_Request_
Lines that contain the string "name" are to be copied; leave out all others.

* begin Given records *

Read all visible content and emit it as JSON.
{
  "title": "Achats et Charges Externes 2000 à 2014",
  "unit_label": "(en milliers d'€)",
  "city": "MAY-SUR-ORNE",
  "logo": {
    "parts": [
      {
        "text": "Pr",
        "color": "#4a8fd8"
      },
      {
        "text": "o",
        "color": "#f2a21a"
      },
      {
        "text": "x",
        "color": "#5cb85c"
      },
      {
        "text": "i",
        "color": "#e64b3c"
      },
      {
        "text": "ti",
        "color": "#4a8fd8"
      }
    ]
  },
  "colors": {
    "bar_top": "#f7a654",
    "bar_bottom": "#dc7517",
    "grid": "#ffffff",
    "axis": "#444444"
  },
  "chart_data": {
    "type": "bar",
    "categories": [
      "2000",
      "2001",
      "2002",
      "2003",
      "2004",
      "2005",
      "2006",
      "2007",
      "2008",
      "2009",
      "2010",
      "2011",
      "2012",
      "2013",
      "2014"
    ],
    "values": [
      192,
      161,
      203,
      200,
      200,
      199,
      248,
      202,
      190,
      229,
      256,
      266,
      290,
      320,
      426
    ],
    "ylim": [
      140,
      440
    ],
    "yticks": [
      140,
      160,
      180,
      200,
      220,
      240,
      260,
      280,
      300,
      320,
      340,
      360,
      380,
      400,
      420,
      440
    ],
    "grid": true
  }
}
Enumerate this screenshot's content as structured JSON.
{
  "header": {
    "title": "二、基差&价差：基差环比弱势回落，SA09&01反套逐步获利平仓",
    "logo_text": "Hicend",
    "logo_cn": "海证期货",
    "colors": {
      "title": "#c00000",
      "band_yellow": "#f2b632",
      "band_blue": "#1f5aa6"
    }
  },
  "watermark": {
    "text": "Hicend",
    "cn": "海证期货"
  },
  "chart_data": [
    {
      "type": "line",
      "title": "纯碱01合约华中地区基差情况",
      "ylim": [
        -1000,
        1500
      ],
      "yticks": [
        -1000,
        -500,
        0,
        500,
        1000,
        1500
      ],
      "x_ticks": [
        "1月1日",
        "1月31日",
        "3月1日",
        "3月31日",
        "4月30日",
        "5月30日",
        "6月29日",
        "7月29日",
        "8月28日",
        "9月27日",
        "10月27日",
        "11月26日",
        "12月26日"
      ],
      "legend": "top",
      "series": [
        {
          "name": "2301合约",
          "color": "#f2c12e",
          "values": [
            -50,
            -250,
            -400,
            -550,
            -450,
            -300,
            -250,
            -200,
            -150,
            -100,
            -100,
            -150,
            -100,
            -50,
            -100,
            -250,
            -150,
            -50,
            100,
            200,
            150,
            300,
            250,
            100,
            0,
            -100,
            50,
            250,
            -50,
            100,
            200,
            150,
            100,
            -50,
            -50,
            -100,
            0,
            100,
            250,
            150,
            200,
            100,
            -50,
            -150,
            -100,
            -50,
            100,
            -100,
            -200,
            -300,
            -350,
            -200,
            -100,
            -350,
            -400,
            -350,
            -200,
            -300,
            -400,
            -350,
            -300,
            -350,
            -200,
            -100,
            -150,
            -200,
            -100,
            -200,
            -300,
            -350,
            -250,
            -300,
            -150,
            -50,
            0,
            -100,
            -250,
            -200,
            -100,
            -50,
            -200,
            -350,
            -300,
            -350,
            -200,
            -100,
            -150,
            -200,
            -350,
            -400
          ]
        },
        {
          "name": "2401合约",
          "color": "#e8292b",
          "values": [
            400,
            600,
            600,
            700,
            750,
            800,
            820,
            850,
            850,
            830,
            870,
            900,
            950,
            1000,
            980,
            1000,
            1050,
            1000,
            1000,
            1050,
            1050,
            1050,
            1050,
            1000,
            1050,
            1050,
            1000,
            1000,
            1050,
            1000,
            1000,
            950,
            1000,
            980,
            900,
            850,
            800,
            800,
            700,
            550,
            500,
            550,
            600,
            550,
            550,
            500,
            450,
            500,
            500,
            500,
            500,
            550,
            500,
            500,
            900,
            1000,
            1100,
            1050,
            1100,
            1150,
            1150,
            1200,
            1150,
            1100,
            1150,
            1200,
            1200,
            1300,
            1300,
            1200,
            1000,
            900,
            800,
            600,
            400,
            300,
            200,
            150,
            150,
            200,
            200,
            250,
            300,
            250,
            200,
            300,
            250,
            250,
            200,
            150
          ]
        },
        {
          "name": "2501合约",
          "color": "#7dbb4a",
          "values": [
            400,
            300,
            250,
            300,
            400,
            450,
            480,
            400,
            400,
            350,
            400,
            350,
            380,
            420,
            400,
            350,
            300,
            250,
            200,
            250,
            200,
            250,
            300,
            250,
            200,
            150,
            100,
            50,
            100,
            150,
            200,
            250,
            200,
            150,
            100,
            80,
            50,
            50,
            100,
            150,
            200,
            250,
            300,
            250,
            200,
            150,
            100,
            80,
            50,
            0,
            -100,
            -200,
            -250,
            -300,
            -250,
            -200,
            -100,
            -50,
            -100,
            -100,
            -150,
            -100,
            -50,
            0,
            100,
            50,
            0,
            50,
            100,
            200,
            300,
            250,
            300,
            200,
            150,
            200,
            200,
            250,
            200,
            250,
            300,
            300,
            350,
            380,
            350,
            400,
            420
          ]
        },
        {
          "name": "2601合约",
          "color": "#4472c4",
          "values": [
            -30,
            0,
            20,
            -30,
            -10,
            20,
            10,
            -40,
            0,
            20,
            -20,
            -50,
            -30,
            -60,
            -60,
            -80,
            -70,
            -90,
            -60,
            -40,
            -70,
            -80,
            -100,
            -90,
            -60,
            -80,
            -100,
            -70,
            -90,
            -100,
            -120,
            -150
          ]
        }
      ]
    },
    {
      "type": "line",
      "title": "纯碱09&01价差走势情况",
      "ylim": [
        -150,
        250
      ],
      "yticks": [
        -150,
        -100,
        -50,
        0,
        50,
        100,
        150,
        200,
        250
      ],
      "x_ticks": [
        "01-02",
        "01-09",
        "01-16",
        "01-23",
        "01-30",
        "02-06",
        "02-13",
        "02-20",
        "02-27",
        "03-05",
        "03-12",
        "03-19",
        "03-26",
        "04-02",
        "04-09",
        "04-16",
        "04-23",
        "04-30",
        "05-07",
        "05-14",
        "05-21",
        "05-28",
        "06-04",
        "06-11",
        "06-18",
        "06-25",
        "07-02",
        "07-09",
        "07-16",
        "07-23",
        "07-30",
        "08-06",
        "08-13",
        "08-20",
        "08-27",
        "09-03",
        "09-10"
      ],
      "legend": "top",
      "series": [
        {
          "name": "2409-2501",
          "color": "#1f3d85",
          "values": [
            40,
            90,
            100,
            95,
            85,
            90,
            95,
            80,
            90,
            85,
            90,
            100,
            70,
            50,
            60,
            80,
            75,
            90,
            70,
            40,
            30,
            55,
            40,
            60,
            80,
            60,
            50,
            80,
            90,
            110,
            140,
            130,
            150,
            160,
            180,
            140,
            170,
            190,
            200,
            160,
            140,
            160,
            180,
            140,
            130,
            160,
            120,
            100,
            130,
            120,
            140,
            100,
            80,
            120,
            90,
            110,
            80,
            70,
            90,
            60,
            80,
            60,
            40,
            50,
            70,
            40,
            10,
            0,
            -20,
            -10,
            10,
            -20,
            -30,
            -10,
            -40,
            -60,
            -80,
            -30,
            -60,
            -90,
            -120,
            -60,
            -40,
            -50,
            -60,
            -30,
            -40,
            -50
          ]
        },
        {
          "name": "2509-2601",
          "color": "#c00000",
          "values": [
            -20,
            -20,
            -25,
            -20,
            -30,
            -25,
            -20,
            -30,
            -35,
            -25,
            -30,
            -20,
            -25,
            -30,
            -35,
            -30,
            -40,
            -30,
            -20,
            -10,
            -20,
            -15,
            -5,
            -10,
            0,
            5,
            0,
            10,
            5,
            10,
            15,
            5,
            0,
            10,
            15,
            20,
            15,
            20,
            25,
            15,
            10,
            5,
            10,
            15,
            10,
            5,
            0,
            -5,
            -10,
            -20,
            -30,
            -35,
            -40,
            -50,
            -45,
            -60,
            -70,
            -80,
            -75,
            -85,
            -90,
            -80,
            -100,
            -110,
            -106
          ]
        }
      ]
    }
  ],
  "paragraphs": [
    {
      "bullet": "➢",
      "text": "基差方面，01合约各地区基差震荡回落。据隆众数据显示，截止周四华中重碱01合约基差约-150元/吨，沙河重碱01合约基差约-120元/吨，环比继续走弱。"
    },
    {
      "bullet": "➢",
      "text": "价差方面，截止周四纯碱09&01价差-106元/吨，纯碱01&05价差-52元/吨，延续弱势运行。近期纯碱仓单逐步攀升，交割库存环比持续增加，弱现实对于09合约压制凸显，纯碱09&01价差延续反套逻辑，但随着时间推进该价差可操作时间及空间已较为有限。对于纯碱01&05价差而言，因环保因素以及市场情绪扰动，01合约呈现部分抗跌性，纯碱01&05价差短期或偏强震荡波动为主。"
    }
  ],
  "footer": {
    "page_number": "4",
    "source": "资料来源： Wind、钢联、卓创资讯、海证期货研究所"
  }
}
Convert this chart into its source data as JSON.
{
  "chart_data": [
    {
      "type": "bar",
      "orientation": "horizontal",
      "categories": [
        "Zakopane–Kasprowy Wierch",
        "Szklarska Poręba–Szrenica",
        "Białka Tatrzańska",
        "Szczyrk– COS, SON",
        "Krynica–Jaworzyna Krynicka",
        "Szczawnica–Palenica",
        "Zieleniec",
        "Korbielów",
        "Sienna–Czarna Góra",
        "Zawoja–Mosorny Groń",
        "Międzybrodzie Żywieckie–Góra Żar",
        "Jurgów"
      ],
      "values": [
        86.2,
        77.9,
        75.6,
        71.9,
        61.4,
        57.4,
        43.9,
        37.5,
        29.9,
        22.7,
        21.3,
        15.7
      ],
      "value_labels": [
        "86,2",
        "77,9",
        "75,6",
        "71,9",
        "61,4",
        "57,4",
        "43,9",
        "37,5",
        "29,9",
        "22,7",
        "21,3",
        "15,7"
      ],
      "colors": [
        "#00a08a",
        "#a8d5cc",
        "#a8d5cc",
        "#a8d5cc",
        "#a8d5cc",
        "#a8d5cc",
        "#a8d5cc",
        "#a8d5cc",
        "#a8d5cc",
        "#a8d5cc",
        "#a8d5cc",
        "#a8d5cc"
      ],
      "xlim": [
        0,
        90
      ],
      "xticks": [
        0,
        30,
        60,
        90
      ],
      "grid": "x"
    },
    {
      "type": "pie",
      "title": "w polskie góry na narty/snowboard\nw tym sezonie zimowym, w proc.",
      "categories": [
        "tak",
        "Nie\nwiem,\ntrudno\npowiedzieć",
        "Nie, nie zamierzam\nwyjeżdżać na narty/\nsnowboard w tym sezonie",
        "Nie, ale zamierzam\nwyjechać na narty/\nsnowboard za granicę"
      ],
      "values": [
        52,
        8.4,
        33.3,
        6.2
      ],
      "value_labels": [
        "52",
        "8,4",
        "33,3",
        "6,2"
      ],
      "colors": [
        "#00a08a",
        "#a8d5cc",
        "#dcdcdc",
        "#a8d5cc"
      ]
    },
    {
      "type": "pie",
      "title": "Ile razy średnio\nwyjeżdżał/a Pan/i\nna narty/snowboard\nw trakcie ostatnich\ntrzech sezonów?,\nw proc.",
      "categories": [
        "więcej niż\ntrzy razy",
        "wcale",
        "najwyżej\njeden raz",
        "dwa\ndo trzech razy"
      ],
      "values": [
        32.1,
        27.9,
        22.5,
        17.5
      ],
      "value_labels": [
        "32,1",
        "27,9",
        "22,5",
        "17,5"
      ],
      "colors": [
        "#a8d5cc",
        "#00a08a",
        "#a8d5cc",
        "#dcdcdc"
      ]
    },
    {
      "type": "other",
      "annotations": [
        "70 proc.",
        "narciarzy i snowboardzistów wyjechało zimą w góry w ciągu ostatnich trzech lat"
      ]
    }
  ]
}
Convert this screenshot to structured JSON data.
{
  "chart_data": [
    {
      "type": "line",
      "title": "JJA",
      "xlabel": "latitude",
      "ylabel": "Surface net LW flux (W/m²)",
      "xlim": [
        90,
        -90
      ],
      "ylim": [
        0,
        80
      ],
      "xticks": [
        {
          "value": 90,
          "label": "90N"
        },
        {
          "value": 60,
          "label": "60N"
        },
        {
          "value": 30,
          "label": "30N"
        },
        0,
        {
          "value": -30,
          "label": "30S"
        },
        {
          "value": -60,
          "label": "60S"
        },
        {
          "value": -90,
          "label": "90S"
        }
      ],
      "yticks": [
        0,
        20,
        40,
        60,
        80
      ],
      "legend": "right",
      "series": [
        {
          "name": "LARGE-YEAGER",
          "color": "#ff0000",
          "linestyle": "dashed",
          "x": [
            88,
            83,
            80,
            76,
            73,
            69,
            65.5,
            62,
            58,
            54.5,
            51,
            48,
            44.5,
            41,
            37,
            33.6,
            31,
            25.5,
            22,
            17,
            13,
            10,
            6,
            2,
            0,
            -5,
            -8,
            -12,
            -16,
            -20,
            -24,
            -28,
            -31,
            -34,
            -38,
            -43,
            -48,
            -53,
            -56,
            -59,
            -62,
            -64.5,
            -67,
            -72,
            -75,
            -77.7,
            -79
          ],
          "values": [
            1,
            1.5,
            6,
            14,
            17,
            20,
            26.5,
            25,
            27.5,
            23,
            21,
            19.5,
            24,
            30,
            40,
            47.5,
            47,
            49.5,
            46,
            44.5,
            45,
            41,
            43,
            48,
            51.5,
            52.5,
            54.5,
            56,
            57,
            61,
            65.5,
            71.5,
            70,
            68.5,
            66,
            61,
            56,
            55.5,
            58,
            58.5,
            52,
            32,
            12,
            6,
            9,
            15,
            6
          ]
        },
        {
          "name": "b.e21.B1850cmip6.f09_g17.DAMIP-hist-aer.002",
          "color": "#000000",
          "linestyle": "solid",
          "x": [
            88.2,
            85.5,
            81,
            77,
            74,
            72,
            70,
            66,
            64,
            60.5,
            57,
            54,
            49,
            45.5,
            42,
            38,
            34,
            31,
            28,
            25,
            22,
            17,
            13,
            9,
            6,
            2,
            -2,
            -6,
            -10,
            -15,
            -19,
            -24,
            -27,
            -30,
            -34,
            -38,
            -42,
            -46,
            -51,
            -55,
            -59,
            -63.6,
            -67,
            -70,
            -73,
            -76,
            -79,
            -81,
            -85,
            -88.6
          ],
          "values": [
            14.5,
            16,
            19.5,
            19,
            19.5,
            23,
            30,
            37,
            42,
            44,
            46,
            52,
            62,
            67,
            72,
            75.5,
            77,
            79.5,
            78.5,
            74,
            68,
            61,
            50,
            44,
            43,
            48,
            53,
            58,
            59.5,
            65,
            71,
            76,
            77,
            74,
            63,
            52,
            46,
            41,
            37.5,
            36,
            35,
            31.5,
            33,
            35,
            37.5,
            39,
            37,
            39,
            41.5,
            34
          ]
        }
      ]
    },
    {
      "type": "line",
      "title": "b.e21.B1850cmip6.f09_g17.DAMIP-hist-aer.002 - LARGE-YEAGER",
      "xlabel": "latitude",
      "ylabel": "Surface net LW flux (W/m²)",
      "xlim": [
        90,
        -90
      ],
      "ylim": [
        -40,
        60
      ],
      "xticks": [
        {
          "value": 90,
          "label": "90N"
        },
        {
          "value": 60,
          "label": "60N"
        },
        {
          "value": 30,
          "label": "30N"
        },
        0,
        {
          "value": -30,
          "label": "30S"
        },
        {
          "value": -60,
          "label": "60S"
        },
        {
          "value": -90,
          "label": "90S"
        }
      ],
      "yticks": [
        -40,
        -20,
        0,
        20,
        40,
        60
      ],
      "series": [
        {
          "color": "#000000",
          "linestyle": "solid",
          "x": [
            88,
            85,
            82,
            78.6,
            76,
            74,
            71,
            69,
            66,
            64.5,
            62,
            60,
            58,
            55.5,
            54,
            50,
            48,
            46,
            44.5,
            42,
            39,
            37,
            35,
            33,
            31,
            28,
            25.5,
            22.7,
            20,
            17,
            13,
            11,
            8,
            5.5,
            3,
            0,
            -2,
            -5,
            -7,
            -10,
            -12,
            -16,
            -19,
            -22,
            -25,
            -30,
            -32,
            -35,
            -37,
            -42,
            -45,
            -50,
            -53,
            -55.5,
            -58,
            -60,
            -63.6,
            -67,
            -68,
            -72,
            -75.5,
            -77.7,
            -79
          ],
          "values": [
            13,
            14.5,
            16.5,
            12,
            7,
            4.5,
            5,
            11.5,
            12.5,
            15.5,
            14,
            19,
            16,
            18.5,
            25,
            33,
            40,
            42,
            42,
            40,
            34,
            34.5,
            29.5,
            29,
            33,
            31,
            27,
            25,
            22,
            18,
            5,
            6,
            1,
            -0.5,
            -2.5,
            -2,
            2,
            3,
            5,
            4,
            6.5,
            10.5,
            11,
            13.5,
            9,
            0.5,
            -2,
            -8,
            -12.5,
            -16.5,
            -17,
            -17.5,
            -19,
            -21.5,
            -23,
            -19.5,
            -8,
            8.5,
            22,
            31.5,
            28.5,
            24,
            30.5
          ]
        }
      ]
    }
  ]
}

* end Given records *

_The reply_
          "name": "2301合约",
          "name": "2401合约",
          "name": "2501合约",
          "name": "2601合约",
          "name": "2409-2501",
          "name": "2509-2601",
          "name": "LARGE-YEAGER",
          "name": "b.e21.B1850cmip6.f09_g17.DAMIP-hist-aer.002",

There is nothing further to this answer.